Convert every line of the records below into a Markdown table with the columns "No." and "Line", giving each line its row number and omitting blank lines.

Annotated region listings:
◇ ◇ ◇ ◇ ◇ ◇ ◇

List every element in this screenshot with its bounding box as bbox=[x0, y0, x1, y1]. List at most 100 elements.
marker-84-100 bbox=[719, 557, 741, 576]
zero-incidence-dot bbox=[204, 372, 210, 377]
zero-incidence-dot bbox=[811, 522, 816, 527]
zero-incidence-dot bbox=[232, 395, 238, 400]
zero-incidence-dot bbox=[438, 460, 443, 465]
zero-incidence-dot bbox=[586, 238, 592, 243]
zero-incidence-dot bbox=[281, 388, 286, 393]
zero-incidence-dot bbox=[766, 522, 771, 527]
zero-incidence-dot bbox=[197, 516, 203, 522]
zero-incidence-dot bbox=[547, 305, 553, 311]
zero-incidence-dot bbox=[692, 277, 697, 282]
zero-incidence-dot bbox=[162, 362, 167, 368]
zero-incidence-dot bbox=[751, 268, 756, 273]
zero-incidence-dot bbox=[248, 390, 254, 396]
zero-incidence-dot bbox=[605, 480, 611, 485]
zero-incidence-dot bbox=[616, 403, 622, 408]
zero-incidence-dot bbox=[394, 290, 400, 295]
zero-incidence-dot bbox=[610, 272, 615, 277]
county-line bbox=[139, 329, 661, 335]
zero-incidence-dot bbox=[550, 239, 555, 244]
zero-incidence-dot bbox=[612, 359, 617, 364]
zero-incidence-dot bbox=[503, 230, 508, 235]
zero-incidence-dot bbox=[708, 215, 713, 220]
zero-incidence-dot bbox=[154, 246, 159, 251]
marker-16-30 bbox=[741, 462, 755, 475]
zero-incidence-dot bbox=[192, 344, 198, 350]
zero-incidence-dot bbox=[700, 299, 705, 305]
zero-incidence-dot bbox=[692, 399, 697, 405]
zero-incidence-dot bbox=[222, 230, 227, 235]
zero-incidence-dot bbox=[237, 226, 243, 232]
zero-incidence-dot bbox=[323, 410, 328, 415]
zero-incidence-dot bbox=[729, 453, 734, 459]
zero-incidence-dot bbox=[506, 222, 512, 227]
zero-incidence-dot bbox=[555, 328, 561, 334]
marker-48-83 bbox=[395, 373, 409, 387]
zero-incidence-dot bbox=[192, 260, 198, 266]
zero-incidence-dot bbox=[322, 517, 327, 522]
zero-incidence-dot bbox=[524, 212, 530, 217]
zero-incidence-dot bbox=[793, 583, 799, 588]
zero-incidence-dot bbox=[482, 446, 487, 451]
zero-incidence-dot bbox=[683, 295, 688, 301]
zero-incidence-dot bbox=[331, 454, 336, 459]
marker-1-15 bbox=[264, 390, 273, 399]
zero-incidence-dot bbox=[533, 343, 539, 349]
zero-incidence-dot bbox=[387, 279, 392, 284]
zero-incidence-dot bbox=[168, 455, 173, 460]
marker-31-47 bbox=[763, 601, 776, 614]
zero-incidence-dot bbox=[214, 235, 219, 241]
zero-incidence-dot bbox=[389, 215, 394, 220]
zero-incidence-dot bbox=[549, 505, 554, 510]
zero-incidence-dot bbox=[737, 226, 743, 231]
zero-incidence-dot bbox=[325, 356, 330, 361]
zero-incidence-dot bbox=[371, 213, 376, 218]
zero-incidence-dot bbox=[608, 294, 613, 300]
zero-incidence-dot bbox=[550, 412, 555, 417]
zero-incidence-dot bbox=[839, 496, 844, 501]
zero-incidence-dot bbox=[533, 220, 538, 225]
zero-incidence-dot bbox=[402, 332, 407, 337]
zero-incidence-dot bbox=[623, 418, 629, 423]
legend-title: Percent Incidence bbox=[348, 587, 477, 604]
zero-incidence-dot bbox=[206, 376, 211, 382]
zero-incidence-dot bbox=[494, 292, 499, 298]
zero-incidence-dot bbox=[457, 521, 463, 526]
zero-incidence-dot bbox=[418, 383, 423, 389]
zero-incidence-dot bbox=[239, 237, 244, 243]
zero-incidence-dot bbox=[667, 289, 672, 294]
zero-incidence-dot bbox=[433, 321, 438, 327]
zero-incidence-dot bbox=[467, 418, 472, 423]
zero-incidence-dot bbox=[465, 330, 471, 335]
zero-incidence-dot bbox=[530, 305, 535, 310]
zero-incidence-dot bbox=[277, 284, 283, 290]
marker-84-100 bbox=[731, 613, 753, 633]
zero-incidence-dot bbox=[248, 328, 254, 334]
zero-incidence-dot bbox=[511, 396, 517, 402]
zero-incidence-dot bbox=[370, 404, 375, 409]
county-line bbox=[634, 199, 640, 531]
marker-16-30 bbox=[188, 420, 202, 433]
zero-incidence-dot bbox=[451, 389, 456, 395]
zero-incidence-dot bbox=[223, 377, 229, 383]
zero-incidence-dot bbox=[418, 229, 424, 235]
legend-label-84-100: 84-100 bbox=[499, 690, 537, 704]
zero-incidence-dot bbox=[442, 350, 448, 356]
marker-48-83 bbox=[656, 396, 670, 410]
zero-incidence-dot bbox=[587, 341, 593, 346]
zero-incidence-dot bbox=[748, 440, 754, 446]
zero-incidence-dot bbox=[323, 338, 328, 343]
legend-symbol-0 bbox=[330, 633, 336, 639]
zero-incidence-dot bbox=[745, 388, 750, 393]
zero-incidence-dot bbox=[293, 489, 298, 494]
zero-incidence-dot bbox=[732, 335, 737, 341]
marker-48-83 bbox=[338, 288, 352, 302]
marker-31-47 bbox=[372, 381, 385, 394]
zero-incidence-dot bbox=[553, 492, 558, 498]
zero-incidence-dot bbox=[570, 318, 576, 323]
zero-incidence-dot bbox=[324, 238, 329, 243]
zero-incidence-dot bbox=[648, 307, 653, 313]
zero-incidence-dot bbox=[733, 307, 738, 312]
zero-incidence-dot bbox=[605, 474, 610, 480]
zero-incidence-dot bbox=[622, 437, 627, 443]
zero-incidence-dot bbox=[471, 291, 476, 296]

◇ ◇ ◇ ◇ ◇ ◇ ◇

_WRITTEN SOLUTION_
| No. | Line |
|---|---|
| 1 | List every element in this screenshot with its bounding box as bbox=[x0, y0, x1, y1]. List at most 100 elements. |
| 2 | marker-84-100 bbox=[719, 557, 741, 576] |
| 3 | zero-incidence-dot bbox=[204, 372, 210, 377] |
| 4 | zero-incidence-dot bbox=[811, 522, 816, 527] |
| 5 | zero-incidence-dot bbox=[232, 395, 238, 400] |
| 6 | zero-incidence-dot bbox=[438, 460, 443, 465] |
| 7 | zero-incidence-dot bbox=[586, 238, 592, 243] |
| 8 | zero-incidence-dot bbox=[281, 388, 286, 393] |
| 9 | zero-incidence-dot bbox=[766, 522, 771, 527] |
| 10 | zero-incidence-dot bbox=[197, 516, 203, 522] |
| 11 | zero-incidence-dot bbox=[547, 305, 553, 311] |
| 12 | zero-incidence-dot bbox=[692, 277, 697, 282] |
| 13 | zero-incidence-dot bbox=[162, 362, 167, 368] |
| 14 | zero-incidence-dot bbox=[751, 268, 756, 273] |
| 15 | zero-incidence-dot bbox=[248, 390, 254, 396] |
| 16 | zero-incidence-dot bbox=[605, 480, 611, 485] |
| 17 | zero-incidence-dot bbox=[616, 403, 622, 408] |
| 18 | zero-incidence-dot bbox=[394, 290, 400, 295] |
| 19 | zero-incidence-dot bbox=[610, 272, 615, 277] |
| 20 | county-line bbox=[139, 329, 661, 335] |
| 21 | zero-incidence-dot bbox=[550, 239, 555, 244] |
| 22 | zero-incidence-dot bbox=[612, 359, 617, 364] |
| 23 | zero-incidence-dot bbox=[503, 230, 508, 235] |
| 24 | zero-incidence-dot bbox=[708, 215, 713, 220] |
| 25 | zero-incidence-dot bbox=[154, 246, 159, 251] |
| 26 | marker-16-30 bbox=[741, 462, 755, 475] |
| 27 | zero-incidence-dot bbox=[192, 344, 198, 350] |
| 28 | zero-incidence-dot bbox=[700, 299, 705, 305] |
| 29 | zero-incidence-dot bbox=[692, 399, 697, 405] |
| 30 | zero-incidence-dot bbox=[222, 230, 227, 235] |
| 31 | zero-incidence-dot bbox=[237, 226, 243, 232] |
| 32 | zero-incidence-dot bbox=[323, 410, 328, 415] |
| 33 | zero-incidence-dot bbox=[729, 453, 734, 459] |
| 34 | zero-incidence-dot bbox=[506, 222, 512, 227] |
| 35 | zero-incidence-dot bbox=[555, 328, 561, 334] |
| 36 | marker-48-83 bbox=[395, 373, 409, 387] |
| 37 | zero-incidence-dot bbox=[192, 260, 198, 266] |
| 38 | zero-incidence-dot bbox=[322, 517, 327, 522] |
| 39 | zero-incidence-dot bbox=[524, 212, 530, 217] |
| 40 | zero-incidence-dot bbox=[793, 583, 799, 588] |
| 41 | zero-incidence-dot bbox=[482, 446, 487, 451] |
| 42 | zero-incidence-dot bbox=[683, 295, 688, 301] |
| 43 | zero-incidence-dot bbox=[331, 454, 336, 459] |
| 44 | marker-1-15 bbox=[264, 390, 273, 399] |
| 45 | zero-incidence-dot bbox=[533, 343, 539, 349] |
| 46 | zero-incidence-dot bbox=[387, 279, 392, 284] |
| 47 | zero-incidence-dot bbox=[168, 455, 173, 460] |
| 48 | marker-31-47 bbox=[763, 601, 776, 614] |
| 49 | zero-incidence-dot bbox=[214, 235, 219, 241] |
| 50 | zero-incidence-dot bbox=[389, 215, 394, 220] |
| 51 | zero-incidence-dot bbox=[549, 505, 554, 510] |
| 52 | zero-incidence-dot bbox=[737, 226, 743, 231] |
| 53 | zero-incidence-dot bbox=[325, 356, 330, 361] |
| 54 | zero-incidence-dot bbox=[371, 213, 376, 218] |
| 55 | zero-incidence-dot bbox=[608, 294, 613, 300] |
| 56 | zero-incidence-dot bbox=[550, 412, 555, 417] |
| 57 | zero-incidence-dot bbox=[839, 496, 844, 501] |
| 58 | zero-incidence-dot bbox=[533, 220, 538, 225] |
| 59 | zero-incidence-dot bbox=[402, 332, 407, 337] |
| 60 | zero-incidence-dot bbox=[623, 418, 629, 423] |
| 61 | legend-title: Percent Incidence bbox=[348, 587, 477, 604] |
| 62 | zero-incidence-dot bbox=[206, 376, 211, 382] |
| 63 | zero-incidence-dot bbox=[494, 292, 499, 298] |
| 64 | zero-incidence-dot bbox=[457, 521, 463, 526] |
| 65 | zero-incidence-dot bbox=[418, 383, 423, 389] |
| 66 | zero-incidence-dot bbox=[239, 237, 244, 243] |
| 67 | zero-incidence-dot bbox=[667, 289, 672, 294] |
| 68 | zero-incidence-dot bbox=[433, 321, 438, 327] |
| 69 | zero-incidence-dot bbox=[467, 418, 472, 423] |
| 70 | zero-incidence-dot bbox=[465, 330, 471, 335] |
| 71 | zero-incidence-dot bbox=[530, 305, 535, 310] |
| 72 | zero-incidence-dot bbox=[277, 284, 283, 290] |
| 73 | marker-84-100 bbox=[731, 613, 753, 633] |
| 74 | zero-incidence-dot bbox=[248, 328, 254, 334] |
| 75 | zero-incidence-dot bbox=[511, 396, 517, 402] |
| 76 | zero-incidence-dot bbox=[370, 404, 375, 409] |
| 77 | county-line bbox=[634, 199, 640, 531] |
| 78 | marker-16-30 bbox=[188, 420, 202, 433] |
| 79 | zero-incidence-dot bbox=[451, 389, 456, 395] |
| 80 | zero-incidence-dot bbox=[223, 377, 229, 383] |
| 81 | zero-incidence-dot bbox=[418, 229, 424, 235] |
| 82 | legend-label-84-100: 84-100 bbox=[499, 690, 537, 704] |
| 83 | zero-incidence-dot bbox=[442, 350, 448, 356] |
| 84 | marker-48-83 bbox=[656, 396, 670, 410] |
| 85 | zero-incidence-dot bbox=[587, 341, 593, 346] |
| 86 | zero-incidence-dot bbox=[748, 440, 754, 446] |
| 87 | zero-incidence-dot bbox=[323, 338, 328, 343] |
| 88 | legend-symbol-0 bbox=[330, 633, 336, 639] |
| 89 | zero-incidence-dot bbox=[745, 388, 750, 393] |
| 90 | zero-incidence-dot bbox=[293, 489, 298, 494] |
| 91 | zero-incidence-dot bbox=[732, 335, 737, 341] |
| 92 | marker-48-83 bbox=[338, 288, 352, 302] |
| 93 | marker-31-47 bbox=[372, 381, 385, 394] |
| 94 | zero-incidence-dot bbox=[553, 492, 558, 498] |
| 95 | zero-incidence-dot bbox=[570, 318, 576, 323] |
| 96 | zero-incidence-dot bbox=[324, 238, 329, 243] |
| 97 | zero-incidence-dot bbox=[648, 307, 653, 313] |
| 98 | zero-incidence-dot bbox=[733, 307, 738, 312] |
| 99 | zero-incidence-dot bbox=[605, 474, 610, 480] |
| 100 | zero-incidence-dot bbox=[622, 437, 627, 443] |
| 101 | zero-incidence-dot bbox=[471, 291, 476, 296] |